Which lines contain the string "Password"? Please list every one of them.

DATA LISTING:
────────────────────

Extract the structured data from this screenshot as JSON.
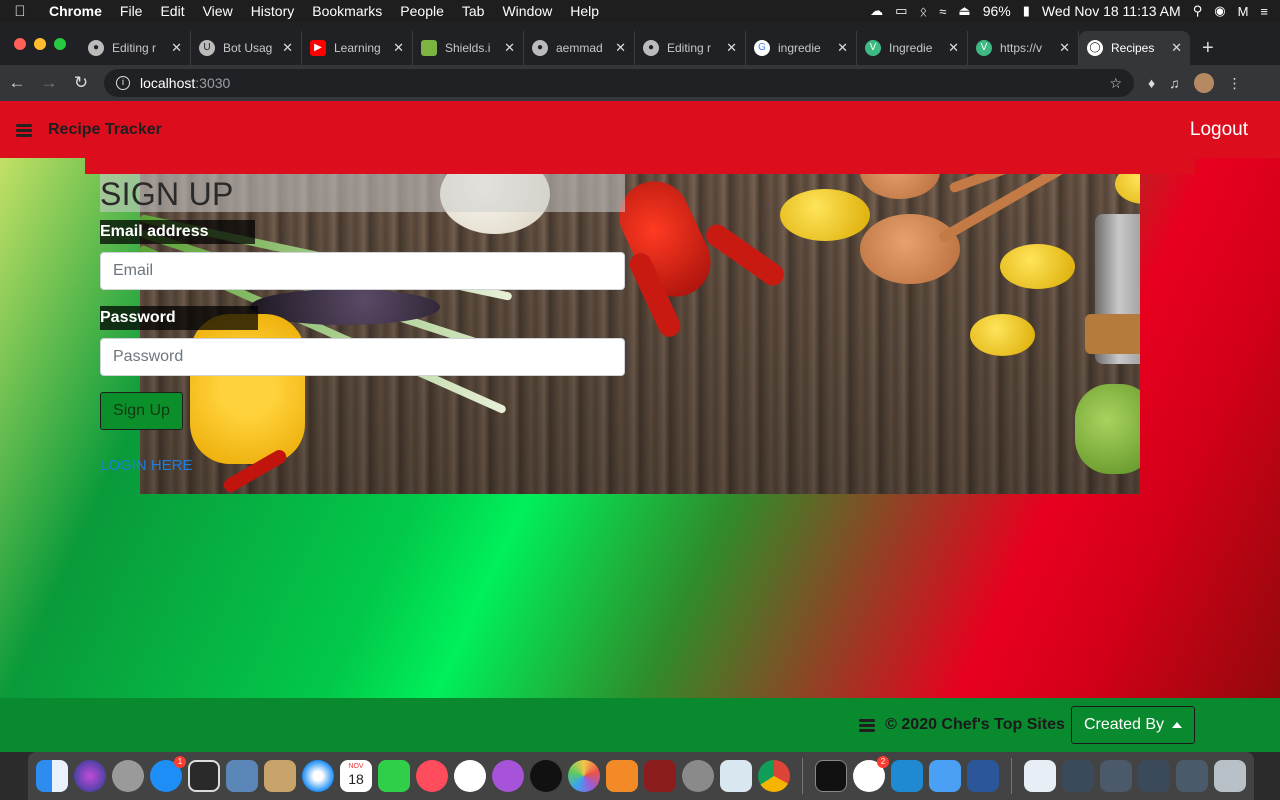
{
  "menubar": {
    "app": "Chrome",
    "items": [
      "File",
      "Edit",
      "View",
      "History",
      "Bookmarks",
      "People",
      "Tab",
      "Window",
      "Help"
    ],
    "battery": "96%",
    "clock": "Wed Nov 18  11:13 AM"
  },
  "tabs": [
    {
      "label": "Editing r",
      "icon": "github-icon"
    },
    {
      "label": "Bot Usag",
      "icon": "bot-icon"
    },
    {
      "label": "Learning",
      "icon": "youtube-icon"
    },
    {
      "label": "Shields.i",
      "icon": "shields-icon"
    },
    {
      "label": "aemmad",
      "icon": "github-icon"
    },
    {
      "label": "Editing r",
      "icon": "github-icon"
    },
    {
      "label": "ingredie",
      "icon": "google-icon"
    },
    {
      "label": "Ingredie",
      "icon": "vue-icon"
    },
    {
      "label": "https://v",
      "icon": "vue-icon"
    },
    {
      "label": "Recipes",
      "icon": "globe-icon",
      "active": true
    }
  ],
  "address": {
    "host": "localhost",
    "port": ":3030"
  },
  "page": {
    "brand": "Recipe Tracker",
    "logout": "Logout",
    "form": {
      "title": "SIGN UP",
      "email_label": "Email address",
      "email_placeholder": "Email",
      "password_label": "Password",
      "password_placeholder": "Password",
      "submit": "Sign Up",
      "login_link": "LOGIN HERE"
    },
    "footer": {
      "copyright": "© 2020 Chef's Top Sites",
      "created_by": "Created By"
    }
  },
  "dock": {
    "calendar_day": "18",
    "calendar_month": "NOV",
    "appstore_badge": "1",
    "slack_badge": "2"
  },
  "colors": {
    "navbar": "#dc0e1e",
    "footer": "#0a8a2e",
    "button": "#0a8f2a",
    "link": "#1a7fe0"
  }
}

────────────────────

THE RESULT:
      "password_label": "Password",
      "password_placeholder": "Password",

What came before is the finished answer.